## [WHAT THE EXERCISE ASKS]
Wherever the word "badge" appears in a line, copy that line.

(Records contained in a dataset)
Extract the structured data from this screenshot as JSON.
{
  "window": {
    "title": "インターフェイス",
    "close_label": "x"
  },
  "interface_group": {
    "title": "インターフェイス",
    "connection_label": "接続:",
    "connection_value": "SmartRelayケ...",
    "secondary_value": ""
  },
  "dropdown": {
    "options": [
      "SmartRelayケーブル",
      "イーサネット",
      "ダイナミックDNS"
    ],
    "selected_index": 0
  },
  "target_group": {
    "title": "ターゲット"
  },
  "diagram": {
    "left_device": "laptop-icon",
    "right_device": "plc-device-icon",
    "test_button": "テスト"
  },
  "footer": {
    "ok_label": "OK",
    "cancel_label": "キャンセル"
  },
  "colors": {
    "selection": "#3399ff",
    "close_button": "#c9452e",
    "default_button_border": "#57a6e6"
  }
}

---

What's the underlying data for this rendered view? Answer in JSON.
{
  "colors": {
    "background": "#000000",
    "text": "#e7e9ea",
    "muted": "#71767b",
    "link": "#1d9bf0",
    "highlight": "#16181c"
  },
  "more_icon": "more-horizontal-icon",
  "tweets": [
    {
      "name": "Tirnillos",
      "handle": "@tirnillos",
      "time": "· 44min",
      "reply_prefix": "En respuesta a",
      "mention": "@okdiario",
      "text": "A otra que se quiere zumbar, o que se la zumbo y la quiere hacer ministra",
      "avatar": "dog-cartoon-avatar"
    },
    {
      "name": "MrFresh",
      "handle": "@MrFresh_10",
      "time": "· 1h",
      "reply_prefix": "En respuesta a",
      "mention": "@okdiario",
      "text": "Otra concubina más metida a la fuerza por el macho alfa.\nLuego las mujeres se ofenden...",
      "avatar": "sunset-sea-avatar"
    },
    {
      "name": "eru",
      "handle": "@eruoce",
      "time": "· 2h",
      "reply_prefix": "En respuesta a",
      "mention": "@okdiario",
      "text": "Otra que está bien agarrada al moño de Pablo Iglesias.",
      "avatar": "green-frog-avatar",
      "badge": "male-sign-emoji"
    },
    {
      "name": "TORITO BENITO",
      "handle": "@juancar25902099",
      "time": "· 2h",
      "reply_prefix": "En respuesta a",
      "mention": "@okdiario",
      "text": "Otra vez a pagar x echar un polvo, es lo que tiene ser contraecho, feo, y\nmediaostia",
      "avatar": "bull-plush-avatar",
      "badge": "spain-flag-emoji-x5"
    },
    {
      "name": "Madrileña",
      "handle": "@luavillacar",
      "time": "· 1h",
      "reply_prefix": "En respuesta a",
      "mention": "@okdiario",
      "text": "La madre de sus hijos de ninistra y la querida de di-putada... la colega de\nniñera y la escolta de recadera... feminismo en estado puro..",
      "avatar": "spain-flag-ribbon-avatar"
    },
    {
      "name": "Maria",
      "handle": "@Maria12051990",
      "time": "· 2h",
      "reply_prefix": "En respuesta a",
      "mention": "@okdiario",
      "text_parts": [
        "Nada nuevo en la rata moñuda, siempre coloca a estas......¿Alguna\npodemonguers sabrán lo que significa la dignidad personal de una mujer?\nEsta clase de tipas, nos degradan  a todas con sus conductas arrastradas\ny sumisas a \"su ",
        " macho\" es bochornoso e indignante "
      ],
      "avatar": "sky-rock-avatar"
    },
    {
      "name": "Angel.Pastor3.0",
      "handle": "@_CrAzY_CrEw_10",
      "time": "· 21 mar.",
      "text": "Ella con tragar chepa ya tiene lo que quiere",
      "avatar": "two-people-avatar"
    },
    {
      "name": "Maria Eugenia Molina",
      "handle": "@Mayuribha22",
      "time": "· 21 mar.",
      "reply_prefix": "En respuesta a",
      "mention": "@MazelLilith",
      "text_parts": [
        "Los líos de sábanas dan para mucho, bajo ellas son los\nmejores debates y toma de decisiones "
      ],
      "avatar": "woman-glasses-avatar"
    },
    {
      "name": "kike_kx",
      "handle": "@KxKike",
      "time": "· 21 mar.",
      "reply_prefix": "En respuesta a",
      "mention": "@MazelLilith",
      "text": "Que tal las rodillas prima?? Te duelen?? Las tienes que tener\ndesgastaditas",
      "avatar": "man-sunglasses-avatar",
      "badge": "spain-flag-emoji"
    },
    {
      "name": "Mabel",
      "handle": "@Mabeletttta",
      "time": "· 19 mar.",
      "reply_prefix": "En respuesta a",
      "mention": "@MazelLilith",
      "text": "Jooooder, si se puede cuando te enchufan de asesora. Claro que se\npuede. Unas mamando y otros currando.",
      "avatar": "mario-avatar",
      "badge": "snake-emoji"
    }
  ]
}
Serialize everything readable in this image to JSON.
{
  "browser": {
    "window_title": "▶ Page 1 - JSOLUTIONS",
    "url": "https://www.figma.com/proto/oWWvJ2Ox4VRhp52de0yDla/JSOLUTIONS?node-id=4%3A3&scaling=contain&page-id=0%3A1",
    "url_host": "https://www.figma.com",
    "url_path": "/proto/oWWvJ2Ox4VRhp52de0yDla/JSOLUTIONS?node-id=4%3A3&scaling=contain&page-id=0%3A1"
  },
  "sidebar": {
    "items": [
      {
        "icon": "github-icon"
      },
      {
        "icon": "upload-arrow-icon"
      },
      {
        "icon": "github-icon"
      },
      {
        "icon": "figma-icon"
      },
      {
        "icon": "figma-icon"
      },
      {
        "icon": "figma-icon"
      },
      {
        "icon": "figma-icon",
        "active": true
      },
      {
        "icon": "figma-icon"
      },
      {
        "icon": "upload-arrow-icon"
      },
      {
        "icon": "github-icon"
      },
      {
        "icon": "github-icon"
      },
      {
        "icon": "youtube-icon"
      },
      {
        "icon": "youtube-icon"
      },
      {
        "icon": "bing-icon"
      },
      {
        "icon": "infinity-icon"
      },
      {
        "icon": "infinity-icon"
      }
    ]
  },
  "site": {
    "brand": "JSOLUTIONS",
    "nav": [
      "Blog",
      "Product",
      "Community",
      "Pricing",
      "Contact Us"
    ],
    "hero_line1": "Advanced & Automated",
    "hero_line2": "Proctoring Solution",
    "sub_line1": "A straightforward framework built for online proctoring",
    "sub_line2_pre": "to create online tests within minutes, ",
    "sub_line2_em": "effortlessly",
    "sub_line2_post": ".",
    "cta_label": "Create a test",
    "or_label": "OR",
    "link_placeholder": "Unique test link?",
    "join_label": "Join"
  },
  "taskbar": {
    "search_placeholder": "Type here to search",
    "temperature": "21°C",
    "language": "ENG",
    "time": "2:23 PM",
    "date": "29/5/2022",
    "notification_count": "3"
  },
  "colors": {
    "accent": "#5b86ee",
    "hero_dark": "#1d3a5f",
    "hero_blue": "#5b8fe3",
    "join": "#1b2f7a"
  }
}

## [OUTPUT OF THE EXERCISE]
      "badge": "male-sign-emoji"
      "badge": "spain-flag-emoji-x5"
      "badge": "spain-flag-emoji"
      "badge": "snake-emoji"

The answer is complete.